## INFORMATION SUPPLIED
★ ★ ★ ★ ★ ★ ★

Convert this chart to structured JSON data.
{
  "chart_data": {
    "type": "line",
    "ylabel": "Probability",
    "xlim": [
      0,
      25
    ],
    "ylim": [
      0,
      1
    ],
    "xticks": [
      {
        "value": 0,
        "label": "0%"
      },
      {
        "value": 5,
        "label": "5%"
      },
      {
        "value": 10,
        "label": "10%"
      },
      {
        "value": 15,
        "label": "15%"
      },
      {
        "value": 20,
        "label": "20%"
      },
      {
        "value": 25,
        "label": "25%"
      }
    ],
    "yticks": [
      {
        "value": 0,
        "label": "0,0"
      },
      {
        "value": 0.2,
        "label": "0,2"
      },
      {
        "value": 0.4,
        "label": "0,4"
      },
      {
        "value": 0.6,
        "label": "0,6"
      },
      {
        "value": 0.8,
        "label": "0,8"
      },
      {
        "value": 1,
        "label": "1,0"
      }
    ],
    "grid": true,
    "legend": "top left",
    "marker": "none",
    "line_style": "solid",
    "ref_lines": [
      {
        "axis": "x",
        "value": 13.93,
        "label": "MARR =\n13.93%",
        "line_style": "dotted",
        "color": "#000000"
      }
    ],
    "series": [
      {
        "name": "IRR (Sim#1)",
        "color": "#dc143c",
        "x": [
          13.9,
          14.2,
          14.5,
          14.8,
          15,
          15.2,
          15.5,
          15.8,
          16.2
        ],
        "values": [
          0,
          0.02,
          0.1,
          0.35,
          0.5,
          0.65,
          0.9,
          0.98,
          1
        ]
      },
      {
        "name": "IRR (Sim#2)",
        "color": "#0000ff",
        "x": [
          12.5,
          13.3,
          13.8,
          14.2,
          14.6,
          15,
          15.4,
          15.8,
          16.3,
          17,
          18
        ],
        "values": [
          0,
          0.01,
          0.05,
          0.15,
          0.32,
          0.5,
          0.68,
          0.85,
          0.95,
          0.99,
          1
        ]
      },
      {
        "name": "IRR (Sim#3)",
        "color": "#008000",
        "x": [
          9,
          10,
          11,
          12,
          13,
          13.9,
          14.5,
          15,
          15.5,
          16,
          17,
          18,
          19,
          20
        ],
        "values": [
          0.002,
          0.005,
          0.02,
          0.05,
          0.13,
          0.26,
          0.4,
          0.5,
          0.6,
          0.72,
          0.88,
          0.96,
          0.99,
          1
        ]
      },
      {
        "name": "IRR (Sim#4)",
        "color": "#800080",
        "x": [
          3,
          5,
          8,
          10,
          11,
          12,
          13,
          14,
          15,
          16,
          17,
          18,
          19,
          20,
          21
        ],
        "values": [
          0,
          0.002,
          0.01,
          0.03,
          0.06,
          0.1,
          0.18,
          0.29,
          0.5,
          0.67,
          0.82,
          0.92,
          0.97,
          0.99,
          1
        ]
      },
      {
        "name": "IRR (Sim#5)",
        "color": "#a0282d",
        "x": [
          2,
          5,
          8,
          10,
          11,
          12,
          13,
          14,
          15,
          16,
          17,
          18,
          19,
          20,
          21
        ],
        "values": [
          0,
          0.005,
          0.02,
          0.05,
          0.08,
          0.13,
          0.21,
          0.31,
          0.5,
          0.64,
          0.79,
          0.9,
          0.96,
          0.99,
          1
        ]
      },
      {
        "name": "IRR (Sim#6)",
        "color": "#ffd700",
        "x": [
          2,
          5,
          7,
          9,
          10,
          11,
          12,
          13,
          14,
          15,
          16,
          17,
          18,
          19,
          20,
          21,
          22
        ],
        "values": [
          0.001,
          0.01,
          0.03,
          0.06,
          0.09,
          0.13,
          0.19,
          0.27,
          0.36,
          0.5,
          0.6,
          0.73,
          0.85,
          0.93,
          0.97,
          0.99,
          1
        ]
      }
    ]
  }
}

★ ★ ★ ★ ★ ★ ★

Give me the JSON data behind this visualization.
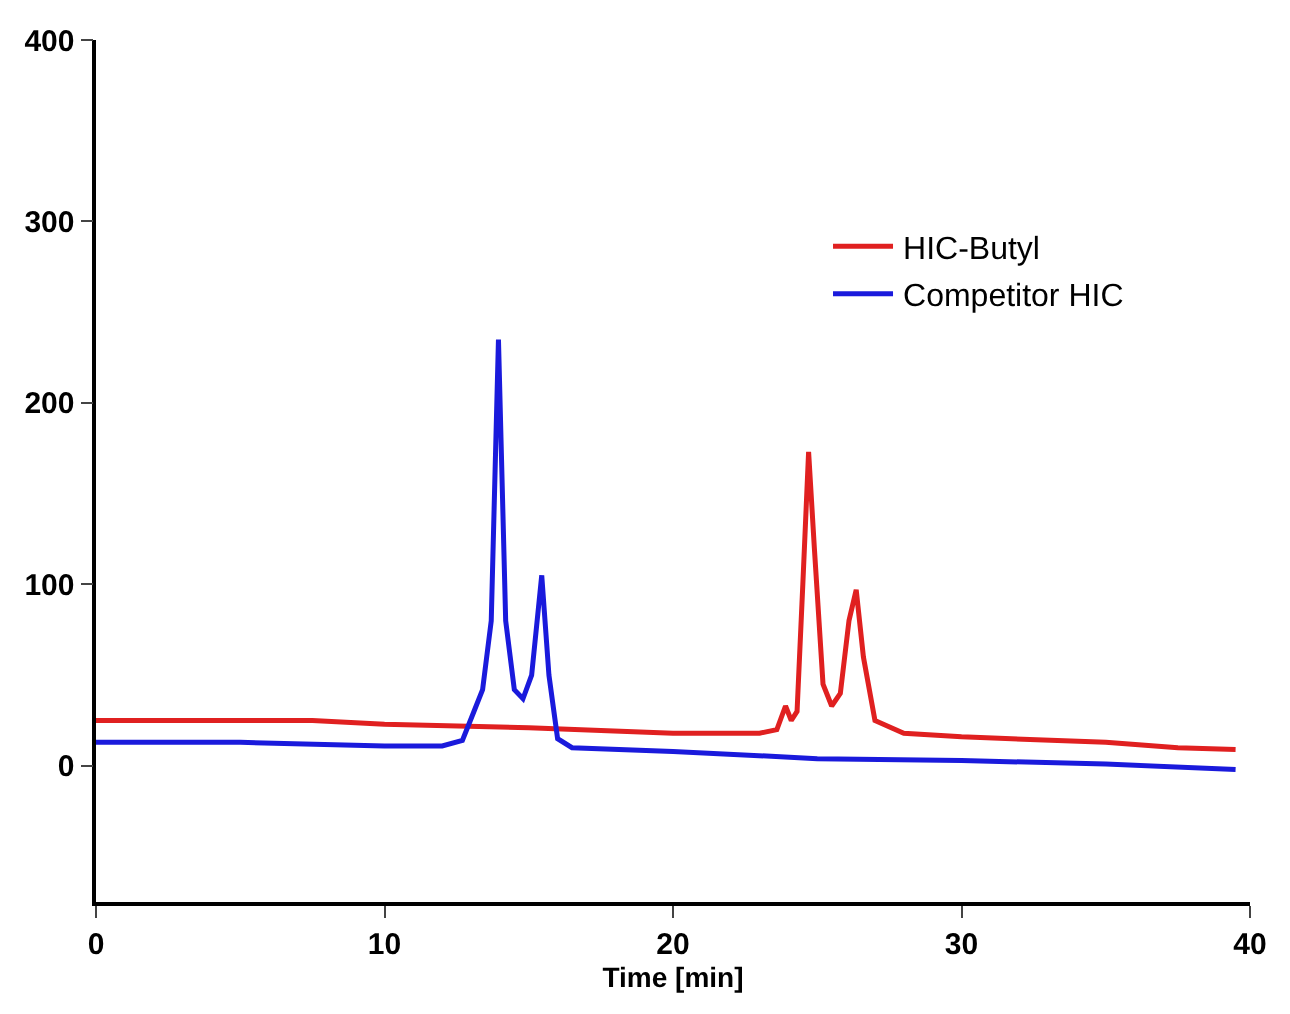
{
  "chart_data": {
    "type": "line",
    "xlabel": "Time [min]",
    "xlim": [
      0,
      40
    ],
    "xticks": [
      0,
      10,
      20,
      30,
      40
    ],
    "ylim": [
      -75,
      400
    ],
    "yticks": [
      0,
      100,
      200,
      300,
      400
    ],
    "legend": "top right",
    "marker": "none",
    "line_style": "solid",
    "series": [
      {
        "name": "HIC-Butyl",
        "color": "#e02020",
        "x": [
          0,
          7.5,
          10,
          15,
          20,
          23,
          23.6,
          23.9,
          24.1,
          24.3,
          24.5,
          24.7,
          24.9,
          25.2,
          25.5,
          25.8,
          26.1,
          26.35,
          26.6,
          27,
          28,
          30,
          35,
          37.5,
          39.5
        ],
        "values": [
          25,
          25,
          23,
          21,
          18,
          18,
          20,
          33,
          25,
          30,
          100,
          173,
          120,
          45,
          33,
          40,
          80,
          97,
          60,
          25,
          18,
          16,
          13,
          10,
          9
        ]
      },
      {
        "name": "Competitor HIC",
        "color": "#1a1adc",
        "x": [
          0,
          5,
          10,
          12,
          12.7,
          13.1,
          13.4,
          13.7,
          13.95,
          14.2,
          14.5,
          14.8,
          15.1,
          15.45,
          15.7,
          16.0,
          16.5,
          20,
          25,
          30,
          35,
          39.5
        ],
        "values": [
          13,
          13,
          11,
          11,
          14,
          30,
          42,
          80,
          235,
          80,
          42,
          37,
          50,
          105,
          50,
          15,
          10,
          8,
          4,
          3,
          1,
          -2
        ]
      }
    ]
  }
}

★ ★ ★ ★ ★ ★ ★

## WHAT YOU HAVE TO DO
Where a line holds "JSON", copy it out.

## EXERCISE ANSWER
Convert this chart to structured JSON data.
Give me the JSON data behind this visualization.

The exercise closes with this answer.